[Data records]
──────

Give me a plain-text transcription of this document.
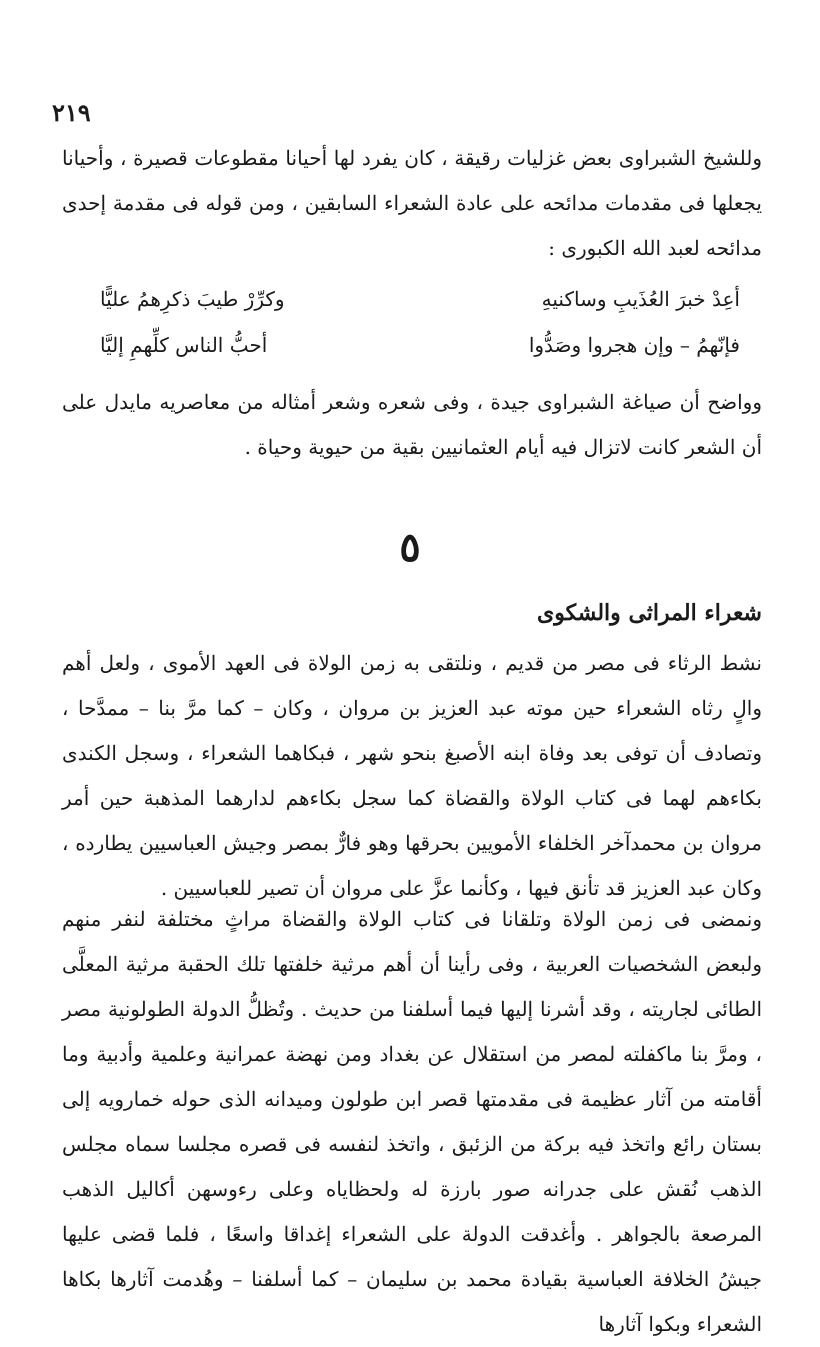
٢١٩

وللشيخ الشبراوى بعض غزليات رقيقة ، كان يفرد لها أحيانا مقطوعات قصيرة ، وأحيانا يجعلها فى مقدمات مدائحه على عادة الشعراء السابقين ، ومن قوله فى مقدمة إحدى مدائحه لعبد الله الكبورى :

أعِدْ خبرَ العُذَيبِ وساكنيهِ
وكرِّرْ طيبَ ذكرِهمُ عليًّا
فإنّهمُ – وإن هجروا وصَدُّوا
أحبُّ الناس كلِّهمِ إليَّا

وواضح أن صياغة الشبراوى جيدة ، وفى شعره وشعر أمثاله من معاصريه مايدل على أن الشعر كانت لاتزال فيه أيام العثمانيين بقية من حيوية وحياة .

٥
شعراء المراثى والشكوى

نشط الرثاء فى مصر من قديم ، ونلتقى به زمن الولاة فى العهد الأموى ، ولعل أهم والٍ رثاه الشعراء حين موته عبد العزيز بن مروان ، وكان – كما مرَّ بنا – ممدَّحا ، وتصادف أن توفى بعد وفاة ابنه الأصبغ بنحو شهر ، فبكاهما الشعراء ، وسجل الكندى بكاءهم لهما فى كتاب الولاة والقضاة كما سجل بكاءهم لدارهما المذهبة حين أمر مروان بن محمدآخر الخلفاء الأمويين بحرقها وهو فارٌّ بمصر وجيش العباسيين يطارده ، وكان عبد العزيز قد تأنق فيها ، وكأنما عزَّ على مروان أن تصير للعباسيين .

ونمضى فى زمن الولاة وتلقانا فى كتاب الولاة والقضاة مراثٍ مختلفة لنفر منهم ولبعض الشخصيات العربية ، وفى رأينا أن أهم مرثية خلفتها تلك الحقبة مرثية المعلَّى الطائى لجاريته ، وقد أشرنا إليها فيما أسلفنا من حديث . وتُظلُّ الدولة الطولونية مصر ، ومرَّ بنا ماكفلته لمصر من استقلال عن بغداد ومن نهضة عمرانية وعلمية وأدبية وما أقامته من آثار عظيمة فى مقدمتها قصر ابن طولون وميدانه الذى حوله خمارويه إلى بستان رائع واتخذ فيه بركة من الزئبق ، واتخذ لنفسه فى قصره مجلسا سماه مجلس الذهب نُقش على جدرانه صور بارزة له ولحظاياه وعلى رءوسهن أكاليل الذهب المرصعة بالجواهر . وأغدقت الدولة على الشعراء إغداقا واسعًا ، فلما قضى عليها جيشُ الخلافة العباسية بقيادة محمد بن سليمان – كما أسلفنا – وهُدمت آثارها بكاها الشعراء وبكوا آثارها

──────

## Short exercise
All the material shown above is to be copied exactly, with no pictures carried over.

## Answer to the exercise
Give me a plain-text transcription of this document.
٢١٩

وللشيخ الشبراوى بعض غزليات رقيقة ، كان يفرد لها أحيانا مقطوعات قصيرة ، وأحيانا يجعلها فى مقدمات مدائحه على عادة الشعراء السابقين ، ومن قوله فى مقدمة إحدى مدائحه لعبد الله الكبورى :

أعِدْ خبرَ العُذَيبِ وساكنيهِ
وكرِّرْ طيبَ ذكرِهمُ عليًّا
فإنّهمُ – وإن هجروا وصَدُّوا
أحبُّ الناس كلِّهمِ إليَّا

وواضح أن صياغة الشبراوى جيدة ، وفى شعره وشعر أمثاله من معاصريه مايدل على أن الشعر كانت لاتزال فيه أيام العثمانيين بقية من حيوية وحياة .

٥
شعراء المراثى والشكوى

نشط الرثاء فى مصر من قديم ، ونلتقى به زمن الولاة فى العهد الأموى ، ولعل أهم والٍ رثاه الشعراء حين موته عبد العزيز بن مروان ، وكان – كما مرَّ بنا – ممدَّحا ، وتصادف أن توفى بعد وفاة ابنه الأصبغ بنحو شهر ، فبكاهما الشعراء ، وسجل الكندى بكاءهم لهما فى كتاب الولاة والقضاة كما سجل بكاءهم لدارهما المذهبة حين أمر مروان بن محمدآخر الخلفاء الأمويين بحرقها وهو فارٌّ بمصر وجيش العباسيين يطارده ، وكان عبد العزيز قد تأنق فيها ، وكأنما عزَّ على مروان أن تصير للعباسيين .

ونمضى فى زمن الولاة وتلقانا فى كتاب الولاة والقضاة مراثٍ مختلفة لنفر منهم ولبعض الشخصيات العربية ، وفى رأينا أن أهم مرثية خلفتها تلك الحقبة مرثية المعلَّى الطائى لجاريته ، وقد أشرنا إليها فيما أسلفنا من حديث . وتُظلُّ الدولة الطولونية مصر ، ومرَّ بنا ماكفلته لمصر من استقلال عن بغداد ومن نهضة عمرانية وعلمية وأدبية وما أقامته من آثار عظيمة فى مقدمتها قصر ابن طولون وميدانه الذى حوله خمارويه إلى بستان رائع واتخذ فيه بركة من الزئبق ، واتخذ لنفسه فى قصره مجلسا سماه مجلس الذهب نُقش على جدرانه صور بارزة له ولحظاياه وعلى رءوسهن أكاليل الذهب المرصعة بالجواهر . وأغدقت الدولة على الشعراء إغداقا واسعًا ، فلما قضى عليها جيشُ الخلافة العباسية بقيادة محمد بن سليمان – كما أسلفنا – وهُدمت آثارها بكاها الشعراء وبكوا آثارها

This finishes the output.